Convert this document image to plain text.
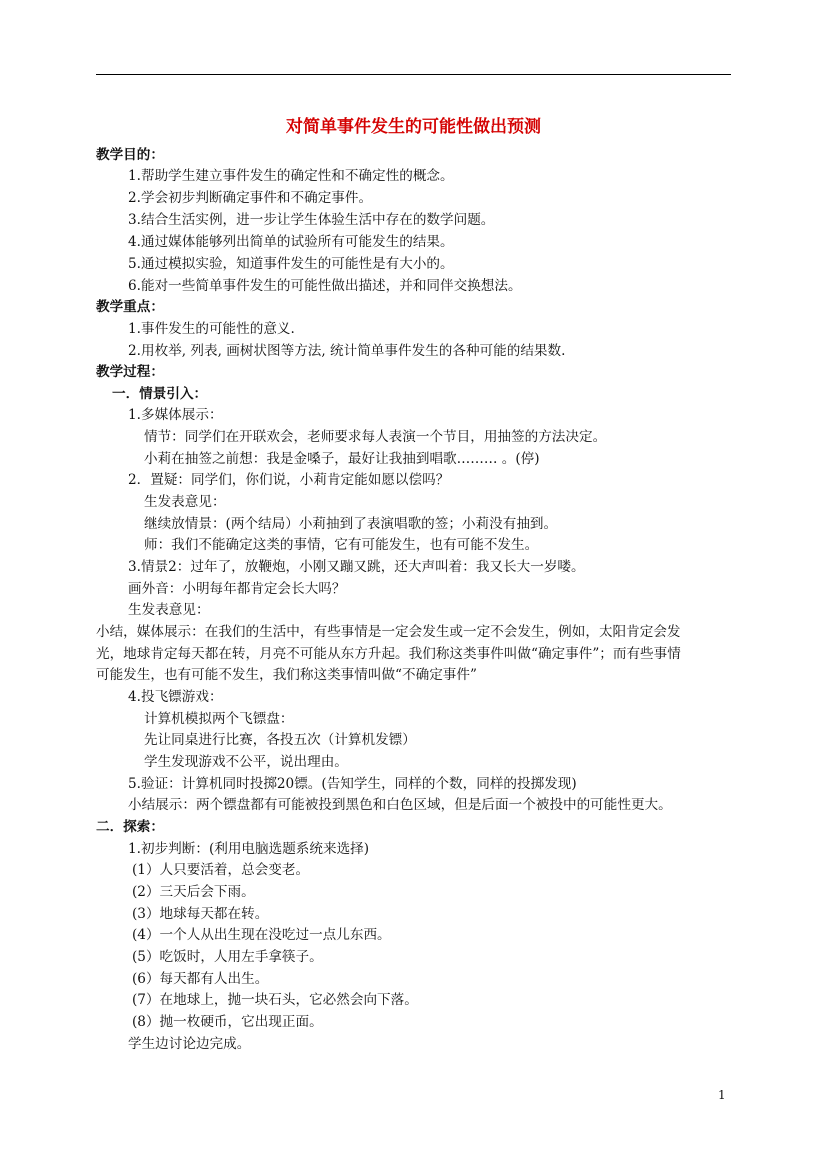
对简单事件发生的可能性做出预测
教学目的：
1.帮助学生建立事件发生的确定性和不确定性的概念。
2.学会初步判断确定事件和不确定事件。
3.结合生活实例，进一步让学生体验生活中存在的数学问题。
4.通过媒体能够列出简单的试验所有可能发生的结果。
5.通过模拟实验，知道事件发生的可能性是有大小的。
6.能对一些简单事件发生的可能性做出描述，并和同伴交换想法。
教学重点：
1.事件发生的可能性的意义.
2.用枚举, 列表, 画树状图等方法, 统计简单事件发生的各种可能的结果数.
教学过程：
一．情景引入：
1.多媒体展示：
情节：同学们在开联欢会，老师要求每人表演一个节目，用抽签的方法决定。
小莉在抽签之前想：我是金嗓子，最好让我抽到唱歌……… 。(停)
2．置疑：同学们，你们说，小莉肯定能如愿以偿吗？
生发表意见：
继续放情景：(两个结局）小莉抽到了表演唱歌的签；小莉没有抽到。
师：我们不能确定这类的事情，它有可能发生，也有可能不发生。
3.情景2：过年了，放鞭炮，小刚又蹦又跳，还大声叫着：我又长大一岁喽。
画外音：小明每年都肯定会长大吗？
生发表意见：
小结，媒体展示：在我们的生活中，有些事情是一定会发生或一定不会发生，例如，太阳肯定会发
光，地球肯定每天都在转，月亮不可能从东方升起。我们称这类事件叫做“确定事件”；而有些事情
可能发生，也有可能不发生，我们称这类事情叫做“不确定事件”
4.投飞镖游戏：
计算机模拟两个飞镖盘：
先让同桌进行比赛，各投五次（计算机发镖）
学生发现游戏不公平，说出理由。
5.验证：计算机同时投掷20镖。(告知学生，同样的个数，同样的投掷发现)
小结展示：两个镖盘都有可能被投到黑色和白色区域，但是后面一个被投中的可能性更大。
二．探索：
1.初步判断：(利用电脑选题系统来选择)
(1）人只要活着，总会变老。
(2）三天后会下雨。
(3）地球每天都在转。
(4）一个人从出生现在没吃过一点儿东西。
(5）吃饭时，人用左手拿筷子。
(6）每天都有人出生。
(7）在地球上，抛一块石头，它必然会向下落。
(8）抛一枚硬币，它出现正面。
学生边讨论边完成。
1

------

» EXERCISE DIRECTIONS:
Which lines of the material contain the string "也有可能不发生"? List each of them.

» EXPECTED ANSWER:
师：我们不能确定这类的事情，它有可能发生，也有可能不发生。
可能发生，也有可能不发生，我们称这类事情叫做“不确定事件”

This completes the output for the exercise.